### INPUT ###

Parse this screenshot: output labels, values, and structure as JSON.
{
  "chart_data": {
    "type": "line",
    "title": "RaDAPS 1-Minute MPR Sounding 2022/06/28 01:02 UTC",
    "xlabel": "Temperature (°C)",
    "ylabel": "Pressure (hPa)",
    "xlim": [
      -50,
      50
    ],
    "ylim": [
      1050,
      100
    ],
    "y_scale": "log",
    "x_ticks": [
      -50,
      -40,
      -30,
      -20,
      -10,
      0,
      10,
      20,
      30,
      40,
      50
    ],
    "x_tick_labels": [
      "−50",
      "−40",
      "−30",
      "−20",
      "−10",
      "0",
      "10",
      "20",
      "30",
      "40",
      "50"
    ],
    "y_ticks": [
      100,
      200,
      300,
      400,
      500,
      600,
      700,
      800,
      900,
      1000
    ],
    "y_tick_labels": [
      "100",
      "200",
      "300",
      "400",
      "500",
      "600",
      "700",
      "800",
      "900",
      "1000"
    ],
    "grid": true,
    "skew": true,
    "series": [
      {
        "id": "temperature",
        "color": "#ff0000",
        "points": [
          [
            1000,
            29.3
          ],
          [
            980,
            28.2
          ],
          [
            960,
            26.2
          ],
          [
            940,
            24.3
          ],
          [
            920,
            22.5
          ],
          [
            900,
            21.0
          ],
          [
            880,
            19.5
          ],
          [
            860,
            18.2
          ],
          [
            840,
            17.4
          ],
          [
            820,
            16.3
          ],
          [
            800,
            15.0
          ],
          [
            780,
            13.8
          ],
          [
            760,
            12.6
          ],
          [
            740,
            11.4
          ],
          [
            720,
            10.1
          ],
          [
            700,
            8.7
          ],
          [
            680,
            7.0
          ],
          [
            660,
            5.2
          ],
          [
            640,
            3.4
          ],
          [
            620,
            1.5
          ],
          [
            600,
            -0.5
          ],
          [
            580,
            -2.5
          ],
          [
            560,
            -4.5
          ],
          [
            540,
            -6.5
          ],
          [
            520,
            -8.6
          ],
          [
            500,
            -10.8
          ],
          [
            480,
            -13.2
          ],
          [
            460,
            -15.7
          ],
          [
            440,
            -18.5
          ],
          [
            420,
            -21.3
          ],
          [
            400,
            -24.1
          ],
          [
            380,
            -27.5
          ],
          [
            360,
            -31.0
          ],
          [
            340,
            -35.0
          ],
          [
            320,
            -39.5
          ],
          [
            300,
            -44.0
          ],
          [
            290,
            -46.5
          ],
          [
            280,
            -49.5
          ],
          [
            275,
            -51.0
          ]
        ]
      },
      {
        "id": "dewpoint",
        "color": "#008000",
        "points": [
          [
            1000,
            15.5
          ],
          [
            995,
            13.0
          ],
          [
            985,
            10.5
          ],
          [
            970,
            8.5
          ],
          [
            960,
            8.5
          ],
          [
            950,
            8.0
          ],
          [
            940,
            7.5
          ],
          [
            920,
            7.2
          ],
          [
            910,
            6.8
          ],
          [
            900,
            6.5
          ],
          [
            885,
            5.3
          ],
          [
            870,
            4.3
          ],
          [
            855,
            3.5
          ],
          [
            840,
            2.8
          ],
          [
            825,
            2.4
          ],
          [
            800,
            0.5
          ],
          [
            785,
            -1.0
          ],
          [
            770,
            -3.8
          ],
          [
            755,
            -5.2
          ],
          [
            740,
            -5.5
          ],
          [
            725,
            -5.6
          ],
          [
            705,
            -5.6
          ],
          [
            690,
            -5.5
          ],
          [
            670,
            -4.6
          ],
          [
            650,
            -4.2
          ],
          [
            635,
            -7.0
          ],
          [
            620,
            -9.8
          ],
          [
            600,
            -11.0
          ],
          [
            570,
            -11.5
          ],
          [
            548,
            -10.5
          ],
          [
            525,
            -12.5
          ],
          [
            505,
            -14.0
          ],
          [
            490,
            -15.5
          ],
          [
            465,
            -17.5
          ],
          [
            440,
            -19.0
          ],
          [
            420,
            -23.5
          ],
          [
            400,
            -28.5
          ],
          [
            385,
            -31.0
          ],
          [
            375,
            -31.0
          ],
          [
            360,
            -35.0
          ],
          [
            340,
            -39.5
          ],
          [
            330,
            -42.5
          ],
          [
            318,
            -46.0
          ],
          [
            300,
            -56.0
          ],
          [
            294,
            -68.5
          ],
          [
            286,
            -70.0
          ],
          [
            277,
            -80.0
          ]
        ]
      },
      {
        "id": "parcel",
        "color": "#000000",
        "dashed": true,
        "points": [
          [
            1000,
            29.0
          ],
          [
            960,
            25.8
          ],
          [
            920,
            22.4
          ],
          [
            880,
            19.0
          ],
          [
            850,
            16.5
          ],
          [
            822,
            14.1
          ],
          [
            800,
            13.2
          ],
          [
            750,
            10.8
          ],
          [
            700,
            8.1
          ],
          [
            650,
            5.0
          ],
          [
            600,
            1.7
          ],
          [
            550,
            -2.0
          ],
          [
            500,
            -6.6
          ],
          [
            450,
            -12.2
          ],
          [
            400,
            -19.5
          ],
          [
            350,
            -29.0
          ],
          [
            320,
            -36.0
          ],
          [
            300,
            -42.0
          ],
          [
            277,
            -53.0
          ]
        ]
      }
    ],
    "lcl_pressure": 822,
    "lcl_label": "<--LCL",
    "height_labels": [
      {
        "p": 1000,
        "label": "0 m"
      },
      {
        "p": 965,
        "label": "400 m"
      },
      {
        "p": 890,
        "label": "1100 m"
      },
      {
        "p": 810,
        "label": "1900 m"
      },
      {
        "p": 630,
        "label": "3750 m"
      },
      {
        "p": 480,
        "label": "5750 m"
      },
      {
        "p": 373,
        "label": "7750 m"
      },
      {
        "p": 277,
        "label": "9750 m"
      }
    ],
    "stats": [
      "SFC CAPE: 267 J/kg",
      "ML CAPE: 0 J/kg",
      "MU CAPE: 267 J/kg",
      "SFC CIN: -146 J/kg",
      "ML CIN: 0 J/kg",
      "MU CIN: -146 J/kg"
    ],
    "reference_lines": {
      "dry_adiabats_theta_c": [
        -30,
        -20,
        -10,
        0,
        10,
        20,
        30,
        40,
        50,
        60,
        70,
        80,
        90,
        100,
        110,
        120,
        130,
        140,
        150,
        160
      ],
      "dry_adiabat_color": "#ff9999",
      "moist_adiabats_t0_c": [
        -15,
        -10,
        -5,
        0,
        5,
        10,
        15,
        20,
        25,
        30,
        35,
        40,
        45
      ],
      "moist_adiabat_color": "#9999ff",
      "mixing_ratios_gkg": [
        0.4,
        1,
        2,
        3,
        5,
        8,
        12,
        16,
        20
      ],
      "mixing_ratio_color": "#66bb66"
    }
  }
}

###

* **WRITTEN PROBLEM**: What is the number of lines containing "CAPE"? Give that number only.

* **CORRECT ANSWER**: 3